§ TASK PROMPT
Take from the listing each line that has the string "Aparente".

§ PROVIDED MATERIAL
_ _ _ _ _
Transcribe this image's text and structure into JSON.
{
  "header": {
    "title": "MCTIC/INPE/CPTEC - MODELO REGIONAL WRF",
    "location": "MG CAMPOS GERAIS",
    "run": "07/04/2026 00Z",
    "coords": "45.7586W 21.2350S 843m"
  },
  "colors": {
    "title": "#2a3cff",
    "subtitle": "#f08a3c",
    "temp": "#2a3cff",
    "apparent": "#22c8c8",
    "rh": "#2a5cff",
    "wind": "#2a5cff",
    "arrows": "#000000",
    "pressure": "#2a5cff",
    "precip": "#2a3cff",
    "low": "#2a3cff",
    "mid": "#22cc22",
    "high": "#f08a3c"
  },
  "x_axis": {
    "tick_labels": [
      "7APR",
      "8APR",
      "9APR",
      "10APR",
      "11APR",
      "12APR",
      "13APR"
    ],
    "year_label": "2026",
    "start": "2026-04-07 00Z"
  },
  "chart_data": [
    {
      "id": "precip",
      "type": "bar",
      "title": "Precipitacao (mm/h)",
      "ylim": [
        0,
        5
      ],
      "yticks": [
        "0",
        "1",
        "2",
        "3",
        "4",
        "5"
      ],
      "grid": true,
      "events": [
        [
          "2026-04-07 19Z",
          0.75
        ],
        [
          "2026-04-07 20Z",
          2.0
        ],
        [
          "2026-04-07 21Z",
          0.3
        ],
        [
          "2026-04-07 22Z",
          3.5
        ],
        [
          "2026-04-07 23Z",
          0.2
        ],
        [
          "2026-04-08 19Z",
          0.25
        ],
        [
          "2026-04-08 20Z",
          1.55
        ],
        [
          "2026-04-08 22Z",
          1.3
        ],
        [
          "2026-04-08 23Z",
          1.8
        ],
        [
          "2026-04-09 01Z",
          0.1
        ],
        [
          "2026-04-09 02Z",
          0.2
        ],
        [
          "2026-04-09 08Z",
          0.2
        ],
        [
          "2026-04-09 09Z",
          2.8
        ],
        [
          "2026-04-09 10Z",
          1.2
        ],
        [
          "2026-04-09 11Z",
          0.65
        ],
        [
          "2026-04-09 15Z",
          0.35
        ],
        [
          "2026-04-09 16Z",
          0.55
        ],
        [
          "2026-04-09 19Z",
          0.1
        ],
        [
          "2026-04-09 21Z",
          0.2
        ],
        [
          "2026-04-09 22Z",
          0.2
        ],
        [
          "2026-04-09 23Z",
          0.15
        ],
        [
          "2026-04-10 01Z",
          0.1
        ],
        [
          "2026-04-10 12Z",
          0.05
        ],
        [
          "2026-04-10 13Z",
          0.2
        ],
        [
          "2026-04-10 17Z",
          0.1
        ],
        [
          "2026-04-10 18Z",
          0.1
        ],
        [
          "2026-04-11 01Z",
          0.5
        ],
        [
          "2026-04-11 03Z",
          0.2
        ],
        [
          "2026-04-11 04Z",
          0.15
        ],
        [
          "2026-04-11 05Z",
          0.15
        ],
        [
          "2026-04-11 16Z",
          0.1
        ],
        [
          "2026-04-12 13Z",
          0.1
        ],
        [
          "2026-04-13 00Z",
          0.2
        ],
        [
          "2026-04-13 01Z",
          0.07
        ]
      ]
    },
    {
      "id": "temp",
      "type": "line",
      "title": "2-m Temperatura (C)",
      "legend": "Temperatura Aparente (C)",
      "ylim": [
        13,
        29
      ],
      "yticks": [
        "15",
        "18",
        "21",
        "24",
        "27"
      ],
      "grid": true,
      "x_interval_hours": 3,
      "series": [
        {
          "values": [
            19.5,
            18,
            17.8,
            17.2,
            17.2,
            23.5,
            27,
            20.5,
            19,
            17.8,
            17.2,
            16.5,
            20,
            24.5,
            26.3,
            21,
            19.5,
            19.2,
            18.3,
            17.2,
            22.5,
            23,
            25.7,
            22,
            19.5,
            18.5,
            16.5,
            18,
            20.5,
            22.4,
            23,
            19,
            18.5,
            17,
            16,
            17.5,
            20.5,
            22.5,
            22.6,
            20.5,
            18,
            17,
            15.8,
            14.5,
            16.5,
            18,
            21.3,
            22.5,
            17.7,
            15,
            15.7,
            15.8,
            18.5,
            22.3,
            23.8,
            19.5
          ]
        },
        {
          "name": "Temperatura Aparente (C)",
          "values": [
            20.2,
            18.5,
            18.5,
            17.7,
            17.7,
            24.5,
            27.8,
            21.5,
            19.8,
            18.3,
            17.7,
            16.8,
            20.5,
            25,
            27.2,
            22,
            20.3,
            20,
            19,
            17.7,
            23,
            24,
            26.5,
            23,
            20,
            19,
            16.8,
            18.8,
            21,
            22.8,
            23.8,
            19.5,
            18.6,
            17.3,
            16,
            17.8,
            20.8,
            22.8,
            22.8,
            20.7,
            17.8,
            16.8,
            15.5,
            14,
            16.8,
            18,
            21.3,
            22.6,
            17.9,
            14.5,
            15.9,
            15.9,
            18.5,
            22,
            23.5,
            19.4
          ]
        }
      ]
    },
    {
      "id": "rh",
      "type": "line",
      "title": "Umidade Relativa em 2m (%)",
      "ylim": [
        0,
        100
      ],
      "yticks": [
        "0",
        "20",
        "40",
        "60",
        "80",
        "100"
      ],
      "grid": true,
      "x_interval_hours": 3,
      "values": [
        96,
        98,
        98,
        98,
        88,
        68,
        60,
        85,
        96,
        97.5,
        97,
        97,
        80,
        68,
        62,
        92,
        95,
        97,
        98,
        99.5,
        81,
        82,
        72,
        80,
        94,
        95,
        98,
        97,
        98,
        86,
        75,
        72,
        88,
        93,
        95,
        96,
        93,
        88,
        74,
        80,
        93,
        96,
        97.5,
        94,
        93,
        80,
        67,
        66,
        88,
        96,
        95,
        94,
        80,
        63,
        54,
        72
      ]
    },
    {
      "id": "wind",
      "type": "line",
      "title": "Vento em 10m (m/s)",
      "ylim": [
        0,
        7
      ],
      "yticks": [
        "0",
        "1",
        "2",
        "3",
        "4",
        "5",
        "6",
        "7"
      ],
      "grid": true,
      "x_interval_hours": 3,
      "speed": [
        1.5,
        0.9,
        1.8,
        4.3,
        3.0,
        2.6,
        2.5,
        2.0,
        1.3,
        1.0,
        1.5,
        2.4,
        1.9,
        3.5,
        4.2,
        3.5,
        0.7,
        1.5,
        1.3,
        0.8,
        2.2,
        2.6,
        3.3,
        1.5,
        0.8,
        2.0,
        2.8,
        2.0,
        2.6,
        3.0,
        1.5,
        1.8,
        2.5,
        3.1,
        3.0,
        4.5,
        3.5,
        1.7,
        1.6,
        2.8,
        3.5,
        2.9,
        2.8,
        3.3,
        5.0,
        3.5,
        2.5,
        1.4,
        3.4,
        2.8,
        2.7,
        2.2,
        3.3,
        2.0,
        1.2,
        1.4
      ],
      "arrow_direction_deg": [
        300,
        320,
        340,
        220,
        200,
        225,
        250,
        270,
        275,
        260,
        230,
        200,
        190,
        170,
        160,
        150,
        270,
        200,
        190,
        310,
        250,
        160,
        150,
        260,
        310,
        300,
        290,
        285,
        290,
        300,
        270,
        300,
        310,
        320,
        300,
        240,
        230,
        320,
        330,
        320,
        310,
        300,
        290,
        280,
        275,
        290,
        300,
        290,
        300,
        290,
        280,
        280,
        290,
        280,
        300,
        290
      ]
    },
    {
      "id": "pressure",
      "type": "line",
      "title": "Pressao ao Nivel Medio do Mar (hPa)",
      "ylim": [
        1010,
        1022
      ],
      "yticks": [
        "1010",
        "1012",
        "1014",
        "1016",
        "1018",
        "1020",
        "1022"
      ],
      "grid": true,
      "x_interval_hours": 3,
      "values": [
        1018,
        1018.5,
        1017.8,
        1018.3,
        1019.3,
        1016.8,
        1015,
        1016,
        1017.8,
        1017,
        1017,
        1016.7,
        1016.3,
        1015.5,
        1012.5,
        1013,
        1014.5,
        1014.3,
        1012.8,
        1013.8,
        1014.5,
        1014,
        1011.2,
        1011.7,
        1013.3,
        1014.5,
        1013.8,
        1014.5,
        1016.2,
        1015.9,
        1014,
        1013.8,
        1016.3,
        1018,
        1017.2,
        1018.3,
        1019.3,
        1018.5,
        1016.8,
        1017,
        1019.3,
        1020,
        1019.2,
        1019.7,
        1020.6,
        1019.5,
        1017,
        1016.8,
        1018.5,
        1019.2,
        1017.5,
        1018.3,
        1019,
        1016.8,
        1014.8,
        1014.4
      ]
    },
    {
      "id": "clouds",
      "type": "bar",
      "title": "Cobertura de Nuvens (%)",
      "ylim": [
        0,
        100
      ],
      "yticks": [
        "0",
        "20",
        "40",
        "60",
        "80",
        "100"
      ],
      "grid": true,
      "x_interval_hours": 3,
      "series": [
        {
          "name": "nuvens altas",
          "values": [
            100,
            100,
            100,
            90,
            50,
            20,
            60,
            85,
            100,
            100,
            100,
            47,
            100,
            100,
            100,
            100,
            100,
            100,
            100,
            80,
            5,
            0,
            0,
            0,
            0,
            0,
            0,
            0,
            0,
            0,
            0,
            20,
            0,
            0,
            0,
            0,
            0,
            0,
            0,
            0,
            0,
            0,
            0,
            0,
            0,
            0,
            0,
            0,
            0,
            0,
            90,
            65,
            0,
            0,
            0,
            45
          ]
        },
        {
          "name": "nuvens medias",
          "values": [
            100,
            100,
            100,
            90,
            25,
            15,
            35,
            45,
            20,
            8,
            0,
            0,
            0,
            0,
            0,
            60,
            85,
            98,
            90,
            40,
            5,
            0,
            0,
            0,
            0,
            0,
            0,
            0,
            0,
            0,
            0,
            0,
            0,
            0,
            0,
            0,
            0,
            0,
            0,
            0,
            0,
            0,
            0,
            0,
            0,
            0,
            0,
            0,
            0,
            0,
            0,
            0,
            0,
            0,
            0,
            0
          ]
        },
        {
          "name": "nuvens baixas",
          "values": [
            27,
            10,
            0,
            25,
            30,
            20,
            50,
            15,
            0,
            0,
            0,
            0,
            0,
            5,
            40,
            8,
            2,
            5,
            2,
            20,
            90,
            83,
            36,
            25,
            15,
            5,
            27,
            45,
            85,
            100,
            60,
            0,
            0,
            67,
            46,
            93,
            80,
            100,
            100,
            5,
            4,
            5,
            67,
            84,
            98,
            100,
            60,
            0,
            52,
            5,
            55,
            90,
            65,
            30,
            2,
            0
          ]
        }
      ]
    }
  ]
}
_ _ _ _ _
§ ANSWER FOR THIS EXERCISE
      "legend": "Temperatura Aparente (C)",
          "name": "Temperatura Aparente (C)",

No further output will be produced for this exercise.